■ **EXERCISE**
Could you transcribe the material below exactly, without leaving out a single line?
** Begin EXTRACTED MATERIAL **
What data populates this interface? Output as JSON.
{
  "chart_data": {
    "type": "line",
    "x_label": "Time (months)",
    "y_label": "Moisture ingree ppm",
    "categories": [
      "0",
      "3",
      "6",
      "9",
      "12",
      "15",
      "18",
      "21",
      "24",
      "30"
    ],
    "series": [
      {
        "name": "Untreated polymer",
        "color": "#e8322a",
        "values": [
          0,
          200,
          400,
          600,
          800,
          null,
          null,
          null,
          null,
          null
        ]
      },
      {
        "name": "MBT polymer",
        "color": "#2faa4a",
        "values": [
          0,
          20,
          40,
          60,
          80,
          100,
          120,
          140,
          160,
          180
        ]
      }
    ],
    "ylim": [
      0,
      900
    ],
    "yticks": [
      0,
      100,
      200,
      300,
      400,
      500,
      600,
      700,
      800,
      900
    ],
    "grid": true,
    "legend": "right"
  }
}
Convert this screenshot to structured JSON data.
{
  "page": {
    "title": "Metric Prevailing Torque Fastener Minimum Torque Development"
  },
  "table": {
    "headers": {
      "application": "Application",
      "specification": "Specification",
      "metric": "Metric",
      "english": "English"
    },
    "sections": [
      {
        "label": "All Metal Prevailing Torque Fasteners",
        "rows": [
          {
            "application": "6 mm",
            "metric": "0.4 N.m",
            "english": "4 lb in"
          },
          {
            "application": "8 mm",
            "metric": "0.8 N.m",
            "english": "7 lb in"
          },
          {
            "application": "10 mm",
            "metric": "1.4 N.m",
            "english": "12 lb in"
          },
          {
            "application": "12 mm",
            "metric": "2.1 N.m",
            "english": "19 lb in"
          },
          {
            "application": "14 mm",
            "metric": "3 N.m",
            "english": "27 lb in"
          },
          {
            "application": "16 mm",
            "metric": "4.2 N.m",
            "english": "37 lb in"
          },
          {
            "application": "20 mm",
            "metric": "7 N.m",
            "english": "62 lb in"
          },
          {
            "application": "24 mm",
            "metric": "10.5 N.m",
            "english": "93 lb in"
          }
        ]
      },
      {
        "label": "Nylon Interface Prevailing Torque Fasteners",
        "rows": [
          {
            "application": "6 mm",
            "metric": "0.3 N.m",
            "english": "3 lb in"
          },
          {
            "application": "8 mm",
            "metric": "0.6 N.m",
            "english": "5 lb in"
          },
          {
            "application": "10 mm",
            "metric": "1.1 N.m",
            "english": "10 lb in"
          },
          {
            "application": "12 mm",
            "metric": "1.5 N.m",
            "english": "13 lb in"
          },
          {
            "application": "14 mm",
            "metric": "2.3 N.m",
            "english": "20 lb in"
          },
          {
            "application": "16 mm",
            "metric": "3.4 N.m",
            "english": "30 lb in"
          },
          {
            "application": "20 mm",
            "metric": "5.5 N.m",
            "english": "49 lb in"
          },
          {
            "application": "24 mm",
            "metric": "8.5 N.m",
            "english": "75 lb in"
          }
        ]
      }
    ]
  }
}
** End EXTRACTED MATERIAL **
■ **ANSWER TO THE PROBLEM**
What data populates this interface? Output as JSON.
{
  "chart_data": {
    "type": "line",
    "x_label": "Time (months)",
    "y_label": "Moisture ingree ppm",
    "categories": [
      "0",
      "3",
      "6",
      "9",
      "12",
      "15",
      "18",
      "21",
      "24",
      "30"
    ],
    "series": [
      {
        "name": "Untreated polymer",
        "color": "#e8322a",
        "values": [
          0,
          200,
          400,
          600,
          800,
          null,
          null,
          null,
          null,
          null
        ]
      },
      {
        "name": "MBT polymer",
        "color": "#2faa4a",
        "values": [
          0,
          20,
          40,
          60,
          80,
          100,
          120,
          140,
          160,
          180
        ]
      }
    ],
    "ylim": [
      0,
      900
    ],
    "yticks": [
      0,
      100,
      200,
      300,
      400,
      500,
      600,
      700,
      800,
      900
    ],
    "grid": true,
    "legend": "right"
  }
}
Convert this screenshot to structured JSON data.
{
  "page": {
    "title": "Metric Prevailing Torque Fastener Minimum Torque Development"
  },
  "table": {
    "headers": {
      "application": "Application",
      "specification": "Specification",
      "metric": "Metric",
      "english": "English"
    },
    "sections": [
      {
        "label": "All Metal Prevailing Torque Fasteners",
        "rows": [
          {
            "application": "6 mm",
            "metric": "0.4 N.m",
            "english": "4 lb in"
          },
          {
            "application": "8 mm",
            "metric": "0.8 N.m",
            "english": "7 lb in"
          },
          {
            "application": "10 mm",
            "metric": "1.4 N.m",
            "english": "12 lb in"
          },
          {
            "application": "12 mm",
            "metric": "2.1 N.m",
            "english": "19 lb in"
          },
          {
            "application": "14 mm",
            "metric": "3 N.m",
            "english": "27 lb in"
          },
          {
            "application": "16 mm",
            "metric": "4.2 N.m",
            "english": "37 lb in"
          },
          {
            "application": "20 mm",
            "metric": "7 N.m",
            "english": "62 lb in"
          },
          {
            "application": "24 mm",
            "metric": "10.5 N.m",
            "english": "93 lb in"
          }
        ]
      },
      {
        "label": "Nylon Interface Prevailing Torque Fasteners",
        "rows": [
          {
            "application": "6 mm",
            "metric": "0.3 N.m",
            "english": "3 lb in"
          },
          {
            "application": "8 mm",
            "metric": "0.6 N.m",
            "english": "5 lb in"
          },
          {
            "application": "10 mm",
            "metric": "1.1 N.m",
            "english": "10 lb in"
          },
          {
            "application": "12 mm",
            "metric": "1.5 N.m",
            "english": "13 lb in"
          },
          {
            "application": "14 mm",
            "metric": "2.3 N.m",
            "english": "20 lb in"
          },
          {
            "application": "16 mm",
            "metric": "3.4 N.m",
            "english": "30 lb in"
          },
          {
            "application": "20 mm",
            "metric": "5.5 N.m",
            "english": "49 lb in"
          },
          {
            "application": "24 mm",
            "metric": "8.5 N.m",
            "english": "75 lb in"
          }
        ]
      }
    ]
  }
}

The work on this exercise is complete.